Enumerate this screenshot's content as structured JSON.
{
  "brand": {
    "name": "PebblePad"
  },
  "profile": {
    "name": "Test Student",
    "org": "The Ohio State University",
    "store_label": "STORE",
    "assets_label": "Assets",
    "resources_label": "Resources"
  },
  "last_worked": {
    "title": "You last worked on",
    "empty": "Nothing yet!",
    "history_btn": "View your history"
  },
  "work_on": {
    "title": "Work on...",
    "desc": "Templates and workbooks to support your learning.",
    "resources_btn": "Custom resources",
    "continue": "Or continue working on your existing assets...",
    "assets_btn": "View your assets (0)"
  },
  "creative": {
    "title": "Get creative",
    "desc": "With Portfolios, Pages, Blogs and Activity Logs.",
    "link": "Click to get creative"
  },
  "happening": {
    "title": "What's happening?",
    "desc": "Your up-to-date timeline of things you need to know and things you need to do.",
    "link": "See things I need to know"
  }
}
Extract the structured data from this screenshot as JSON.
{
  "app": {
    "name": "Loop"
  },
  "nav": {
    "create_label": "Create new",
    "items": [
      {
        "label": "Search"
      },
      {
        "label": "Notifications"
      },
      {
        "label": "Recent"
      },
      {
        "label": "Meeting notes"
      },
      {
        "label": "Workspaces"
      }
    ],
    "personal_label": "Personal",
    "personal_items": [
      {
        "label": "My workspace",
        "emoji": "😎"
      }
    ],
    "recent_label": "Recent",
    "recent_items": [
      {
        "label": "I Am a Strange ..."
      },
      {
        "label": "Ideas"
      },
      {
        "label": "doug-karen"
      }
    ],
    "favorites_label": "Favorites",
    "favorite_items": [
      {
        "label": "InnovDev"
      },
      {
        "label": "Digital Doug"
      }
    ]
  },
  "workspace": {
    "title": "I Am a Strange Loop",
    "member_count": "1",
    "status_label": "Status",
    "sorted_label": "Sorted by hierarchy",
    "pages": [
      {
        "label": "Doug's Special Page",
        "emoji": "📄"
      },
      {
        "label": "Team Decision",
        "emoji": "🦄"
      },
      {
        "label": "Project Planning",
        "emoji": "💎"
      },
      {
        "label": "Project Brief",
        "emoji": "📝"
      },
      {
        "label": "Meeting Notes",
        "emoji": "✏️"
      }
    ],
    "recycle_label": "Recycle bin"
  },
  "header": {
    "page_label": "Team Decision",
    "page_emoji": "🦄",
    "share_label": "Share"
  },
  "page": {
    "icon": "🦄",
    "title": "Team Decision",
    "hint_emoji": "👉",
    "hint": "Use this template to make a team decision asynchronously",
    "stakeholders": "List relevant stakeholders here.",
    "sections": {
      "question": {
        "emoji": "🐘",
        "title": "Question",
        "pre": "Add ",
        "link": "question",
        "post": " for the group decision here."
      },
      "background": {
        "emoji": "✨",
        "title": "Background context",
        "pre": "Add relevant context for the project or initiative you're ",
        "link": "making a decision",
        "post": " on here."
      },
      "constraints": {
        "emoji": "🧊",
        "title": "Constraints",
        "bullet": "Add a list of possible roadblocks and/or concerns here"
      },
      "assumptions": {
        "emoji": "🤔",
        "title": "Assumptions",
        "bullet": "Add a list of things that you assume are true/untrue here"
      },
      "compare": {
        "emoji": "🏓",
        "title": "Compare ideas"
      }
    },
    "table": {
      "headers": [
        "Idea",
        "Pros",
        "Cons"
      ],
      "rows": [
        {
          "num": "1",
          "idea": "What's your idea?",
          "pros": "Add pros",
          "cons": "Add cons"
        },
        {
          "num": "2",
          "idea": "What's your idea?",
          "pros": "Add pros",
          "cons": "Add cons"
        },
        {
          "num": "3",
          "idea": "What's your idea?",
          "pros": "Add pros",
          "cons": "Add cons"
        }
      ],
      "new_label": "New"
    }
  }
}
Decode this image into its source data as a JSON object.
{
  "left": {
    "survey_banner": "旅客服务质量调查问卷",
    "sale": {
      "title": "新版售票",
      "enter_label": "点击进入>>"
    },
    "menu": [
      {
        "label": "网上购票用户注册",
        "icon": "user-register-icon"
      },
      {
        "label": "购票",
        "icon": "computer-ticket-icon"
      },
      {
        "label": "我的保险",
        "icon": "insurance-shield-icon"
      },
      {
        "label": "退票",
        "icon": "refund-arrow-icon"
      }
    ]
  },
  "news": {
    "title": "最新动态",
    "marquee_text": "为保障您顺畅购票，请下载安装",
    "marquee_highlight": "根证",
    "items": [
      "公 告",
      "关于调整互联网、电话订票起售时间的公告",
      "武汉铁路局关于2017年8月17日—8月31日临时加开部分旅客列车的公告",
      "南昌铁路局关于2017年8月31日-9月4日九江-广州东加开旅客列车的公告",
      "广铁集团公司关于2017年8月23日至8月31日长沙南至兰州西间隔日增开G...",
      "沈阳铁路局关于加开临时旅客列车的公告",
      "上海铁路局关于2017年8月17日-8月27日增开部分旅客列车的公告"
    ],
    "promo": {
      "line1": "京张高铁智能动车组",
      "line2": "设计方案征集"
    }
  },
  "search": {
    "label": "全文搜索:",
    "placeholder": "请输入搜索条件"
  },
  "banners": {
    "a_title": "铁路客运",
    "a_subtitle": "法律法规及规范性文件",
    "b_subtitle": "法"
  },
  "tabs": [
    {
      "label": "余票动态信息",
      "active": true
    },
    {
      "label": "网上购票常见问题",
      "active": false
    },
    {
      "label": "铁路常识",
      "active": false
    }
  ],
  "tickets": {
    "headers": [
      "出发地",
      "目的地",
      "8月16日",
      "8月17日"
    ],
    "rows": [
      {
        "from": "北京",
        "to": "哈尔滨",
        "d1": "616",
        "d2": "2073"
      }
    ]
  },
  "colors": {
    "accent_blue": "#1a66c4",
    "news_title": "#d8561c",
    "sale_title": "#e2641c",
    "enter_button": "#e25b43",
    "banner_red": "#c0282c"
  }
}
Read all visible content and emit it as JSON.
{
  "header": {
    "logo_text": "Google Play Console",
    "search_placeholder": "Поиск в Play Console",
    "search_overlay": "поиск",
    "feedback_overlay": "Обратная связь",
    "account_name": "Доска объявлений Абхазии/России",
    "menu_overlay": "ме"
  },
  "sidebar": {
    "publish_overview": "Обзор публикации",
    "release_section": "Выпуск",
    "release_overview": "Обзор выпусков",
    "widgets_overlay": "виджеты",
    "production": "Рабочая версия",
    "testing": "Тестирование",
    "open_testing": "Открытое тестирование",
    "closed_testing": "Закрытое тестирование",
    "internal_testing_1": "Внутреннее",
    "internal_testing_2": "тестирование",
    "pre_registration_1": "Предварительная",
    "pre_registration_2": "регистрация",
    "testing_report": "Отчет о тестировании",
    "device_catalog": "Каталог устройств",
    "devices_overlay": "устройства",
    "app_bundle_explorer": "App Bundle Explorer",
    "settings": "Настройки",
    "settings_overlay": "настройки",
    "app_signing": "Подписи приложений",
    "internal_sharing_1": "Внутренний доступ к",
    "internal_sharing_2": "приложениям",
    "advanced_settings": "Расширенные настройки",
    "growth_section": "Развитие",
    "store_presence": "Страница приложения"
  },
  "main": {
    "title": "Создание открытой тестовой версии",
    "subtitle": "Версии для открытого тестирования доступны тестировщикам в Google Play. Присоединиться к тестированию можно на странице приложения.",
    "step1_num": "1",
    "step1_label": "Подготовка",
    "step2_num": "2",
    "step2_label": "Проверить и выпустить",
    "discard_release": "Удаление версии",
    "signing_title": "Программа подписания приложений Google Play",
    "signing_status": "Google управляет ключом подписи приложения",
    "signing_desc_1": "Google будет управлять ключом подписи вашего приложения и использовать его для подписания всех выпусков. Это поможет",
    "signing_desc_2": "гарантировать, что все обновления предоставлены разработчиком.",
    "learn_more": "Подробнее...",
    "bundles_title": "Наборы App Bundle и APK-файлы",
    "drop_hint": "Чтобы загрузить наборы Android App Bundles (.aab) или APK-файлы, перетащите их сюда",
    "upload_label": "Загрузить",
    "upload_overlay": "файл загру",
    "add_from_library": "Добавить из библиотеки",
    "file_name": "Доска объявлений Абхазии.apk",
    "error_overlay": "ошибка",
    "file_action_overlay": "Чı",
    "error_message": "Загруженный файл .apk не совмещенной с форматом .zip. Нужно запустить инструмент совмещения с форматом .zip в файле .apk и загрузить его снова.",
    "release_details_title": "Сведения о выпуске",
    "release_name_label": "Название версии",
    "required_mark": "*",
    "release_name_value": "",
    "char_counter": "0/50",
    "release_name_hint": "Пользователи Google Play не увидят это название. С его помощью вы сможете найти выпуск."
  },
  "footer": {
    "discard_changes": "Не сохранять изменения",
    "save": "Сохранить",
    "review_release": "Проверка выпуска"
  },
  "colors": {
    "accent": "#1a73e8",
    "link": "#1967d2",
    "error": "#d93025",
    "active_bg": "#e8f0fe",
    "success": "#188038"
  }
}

++++

### DO THIS
Return each line that includes "icon".

### EXERCISE OUTPUT
    "icon": "🦄",
        "icon": "user-register-icon"
        "icon": "computer-ticket-icon"
        "icon": "insurance-shield-icon"
        "icon": "refund-arrow-icon"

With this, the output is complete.